WRITTEN EXERCISE: Reproduce the listing below verbatim.

[Data items]
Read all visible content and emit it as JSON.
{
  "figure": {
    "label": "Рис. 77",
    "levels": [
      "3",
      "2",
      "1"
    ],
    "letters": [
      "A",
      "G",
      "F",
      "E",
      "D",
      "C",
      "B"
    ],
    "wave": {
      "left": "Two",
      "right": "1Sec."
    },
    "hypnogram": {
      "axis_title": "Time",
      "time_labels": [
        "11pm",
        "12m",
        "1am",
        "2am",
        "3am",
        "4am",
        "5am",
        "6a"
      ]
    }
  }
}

THE RESULT:
Read all visible content and emit it as JSON.
{
  "figure": {
    "label": "Рис. 77",
    "levels": [
      "3",
      "2",
      "1"
    ],
    "letters": [
      "A",
      "G",
      "F",
      "E",
      "D",
      "C",
      "B"
    ],
    "wave": {
      "left": "Two",
      "right": "1Sec."
    },
    "hypnogram": {
      "axis_title": "Time",
      "time_labels": [
        "11pm",
        "12m",
        "1am",
        "2am",
        "3am",
        "4am",
        "5am",
        "6a"
      ]
    }
  }
}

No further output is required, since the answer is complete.